(Raw records)
--- --- ---

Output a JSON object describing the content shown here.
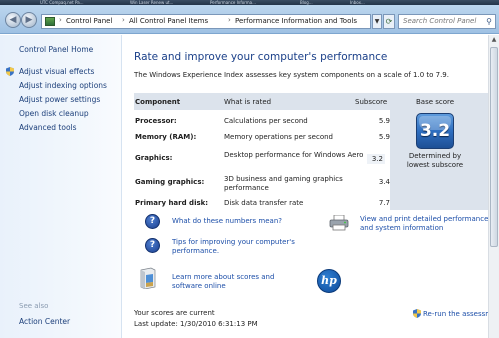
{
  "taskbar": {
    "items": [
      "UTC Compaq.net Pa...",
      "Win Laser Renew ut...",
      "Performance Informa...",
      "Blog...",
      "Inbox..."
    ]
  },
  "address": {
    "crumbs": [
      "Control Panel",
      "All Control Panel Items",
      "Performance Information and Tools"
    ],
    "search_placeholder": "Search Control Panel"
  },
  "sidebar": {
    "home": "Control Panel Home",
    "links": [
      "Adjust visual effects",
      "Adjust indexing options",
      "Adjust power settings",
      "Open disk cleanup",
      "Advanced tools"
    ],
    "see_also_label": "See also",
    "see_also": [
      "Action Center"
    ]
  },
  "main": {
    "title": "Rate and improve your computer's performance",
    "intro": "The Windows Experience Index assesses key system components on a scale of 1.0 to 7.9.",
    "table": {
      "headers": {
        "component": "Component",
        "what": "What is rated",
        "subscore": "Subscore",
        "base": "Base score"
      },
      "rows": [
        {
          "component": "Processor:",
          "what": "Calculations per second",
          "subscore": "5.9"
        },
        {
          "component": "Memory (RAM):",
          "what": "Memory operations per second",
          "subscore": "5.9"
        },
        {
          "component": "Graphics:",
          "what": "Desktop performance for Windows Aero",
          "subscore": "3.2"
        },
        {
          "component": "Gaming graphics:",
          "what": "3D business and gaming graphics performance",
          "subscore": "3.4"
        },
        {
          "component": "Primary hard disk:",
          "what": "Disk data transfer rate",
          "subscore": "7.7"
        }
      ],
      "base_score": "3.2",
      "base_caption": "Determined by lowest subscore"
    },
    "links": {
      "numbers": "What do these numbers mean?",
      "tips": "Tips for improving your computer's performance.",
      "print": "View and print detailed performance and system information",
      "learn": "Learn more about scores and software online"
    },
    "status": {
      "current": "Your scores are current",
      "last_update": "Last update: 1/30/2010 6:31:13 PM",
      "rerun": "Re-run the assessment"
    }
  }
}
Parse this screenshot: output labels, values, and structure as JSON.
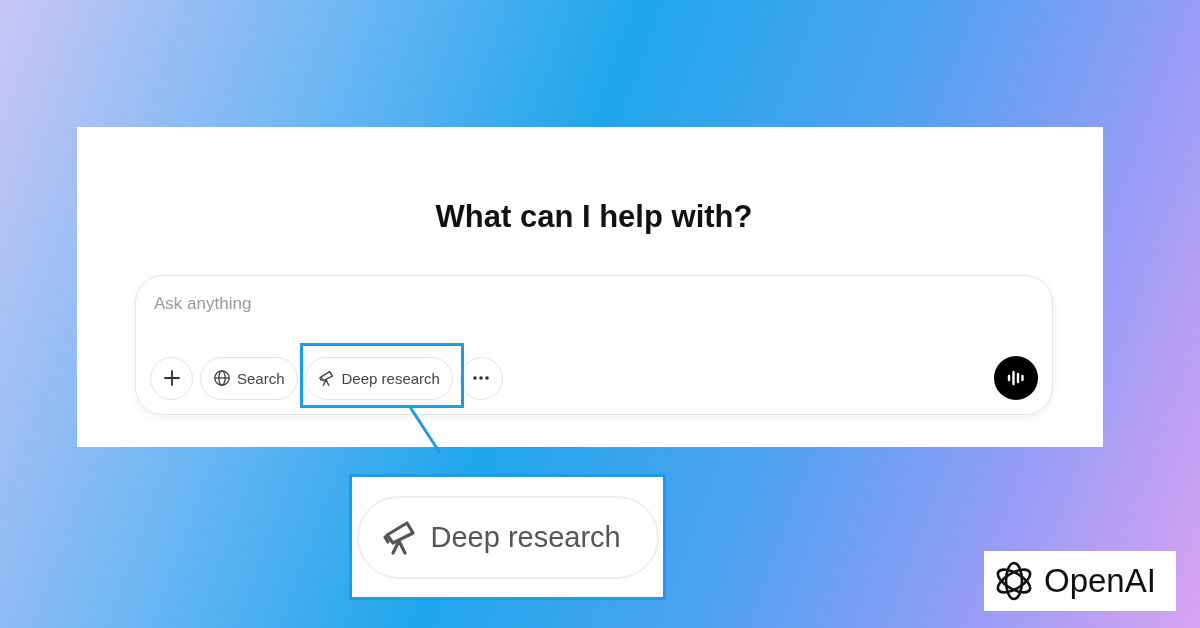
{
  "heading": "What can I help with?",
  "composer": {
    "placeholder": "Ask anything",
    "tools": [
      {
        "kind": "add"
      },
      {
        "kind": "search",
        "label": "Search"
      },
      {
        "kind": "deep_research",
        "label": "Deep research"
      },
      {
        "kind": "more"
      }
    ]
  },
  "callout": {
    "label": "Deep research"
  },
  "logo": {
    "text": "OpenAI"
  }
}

--- --- ---

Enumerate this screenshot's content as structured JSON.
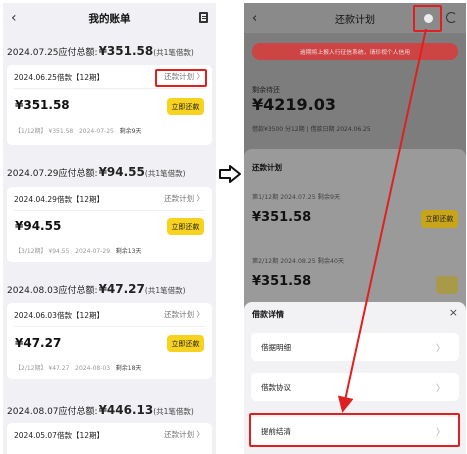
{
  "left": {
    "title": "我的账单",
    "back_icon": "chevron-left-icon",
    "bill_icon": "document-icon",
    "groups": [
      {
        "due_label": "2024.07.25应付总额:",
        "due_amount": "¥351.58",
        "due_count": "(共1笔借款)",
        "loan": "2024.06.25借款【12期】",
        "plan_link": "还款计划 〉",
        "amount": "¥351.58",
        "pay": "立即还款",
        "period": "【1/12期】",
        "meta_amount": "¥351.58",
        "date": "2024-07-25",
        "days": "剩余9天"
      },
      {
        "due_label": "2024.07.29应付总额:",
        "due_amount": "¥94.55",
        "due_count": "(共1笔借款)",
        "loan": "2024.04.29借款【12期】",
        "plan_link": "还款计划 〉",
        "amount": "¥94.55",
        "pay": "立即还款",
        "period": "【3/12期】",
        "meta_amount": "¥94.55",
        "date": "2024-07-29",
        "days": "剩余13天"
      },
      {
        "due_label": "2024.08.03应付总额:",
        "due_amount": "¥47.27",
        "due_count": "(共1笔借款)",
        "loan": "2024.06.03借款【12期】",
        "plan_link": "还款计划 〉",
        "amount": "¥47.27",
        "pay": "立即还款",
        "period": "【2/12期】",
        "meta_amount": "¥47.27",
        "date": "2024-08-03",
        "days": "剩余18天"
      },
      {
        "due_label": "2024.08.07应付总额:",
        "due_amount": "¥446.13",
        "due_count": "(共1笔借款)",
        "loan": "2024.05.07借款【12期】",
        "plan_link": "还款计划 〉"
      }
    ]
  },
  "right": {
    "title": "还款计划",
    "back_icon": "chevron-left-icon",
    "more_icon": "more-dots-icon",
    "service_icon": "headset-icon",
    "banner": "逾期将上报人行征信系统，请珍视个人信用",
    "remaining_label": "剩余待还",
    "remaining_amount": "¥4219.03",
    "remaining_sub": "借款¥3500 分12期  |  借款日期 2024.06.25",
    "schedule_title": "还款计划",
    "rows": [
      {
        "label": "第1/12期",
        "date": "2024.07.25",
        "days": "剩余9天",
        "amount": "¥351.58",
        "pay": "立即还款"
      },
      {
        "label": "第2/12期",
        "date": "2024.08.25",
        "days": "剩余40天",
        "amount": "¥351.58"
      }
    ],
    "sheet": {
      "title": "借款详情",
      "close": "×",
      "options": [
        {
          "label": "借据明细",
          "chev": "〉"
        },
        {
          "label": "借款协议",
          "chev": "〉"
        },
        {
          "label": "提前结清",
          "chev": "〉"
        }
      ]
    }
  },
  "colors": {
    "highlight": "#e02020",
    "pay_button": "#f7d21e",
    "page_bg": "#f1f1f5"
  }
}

--- --- ---

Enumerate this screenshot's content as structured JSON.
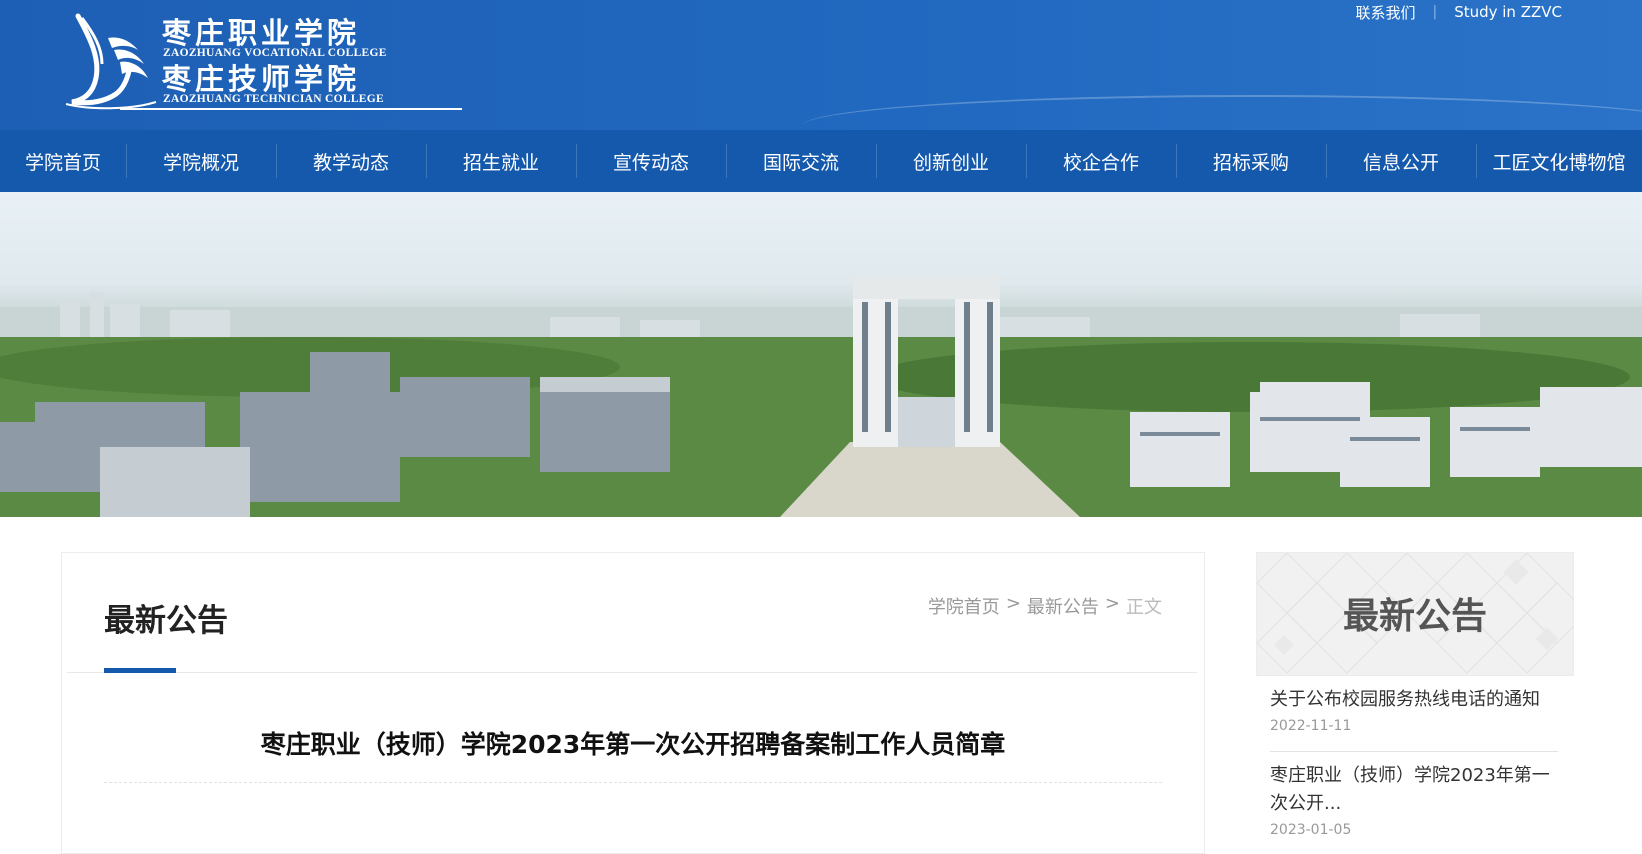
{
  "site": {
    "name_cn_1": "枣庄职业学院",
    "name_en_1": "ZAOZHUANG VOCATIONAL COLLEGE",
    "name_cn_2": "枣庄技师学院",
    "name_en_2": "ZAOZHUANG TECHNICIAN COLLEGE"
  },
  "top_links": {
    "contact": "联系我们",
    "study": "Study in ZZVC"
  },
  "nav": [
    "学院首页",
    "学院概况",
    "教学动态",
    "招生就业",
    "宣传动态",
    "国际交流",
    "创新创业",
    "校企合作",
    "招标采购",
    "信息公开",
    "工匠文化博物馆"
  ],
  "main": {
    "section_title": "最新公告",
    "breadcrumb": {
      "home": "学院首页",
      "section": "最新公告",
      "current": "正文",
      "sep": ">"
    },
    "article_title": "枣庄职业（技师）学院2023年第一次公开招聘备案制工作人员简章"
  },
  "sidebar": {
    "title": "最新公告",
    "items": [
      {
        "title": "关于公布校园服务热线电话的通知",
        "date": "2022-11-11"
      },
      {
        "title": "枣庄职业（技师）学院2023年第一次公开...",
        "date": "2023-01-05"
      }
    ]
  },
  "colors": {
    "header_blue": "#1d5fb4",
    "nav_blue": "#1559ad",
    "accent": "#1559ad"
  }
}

--- --- ---

SET EXERCISE
Which lines contain "Windows"? Show each of them.

TASK RESPONSE
    "intro": "The Windows Experience Index assesses key system components on a scale of 1.0 to 7.9.",
          "what": "Desktop performance for Windows Aero",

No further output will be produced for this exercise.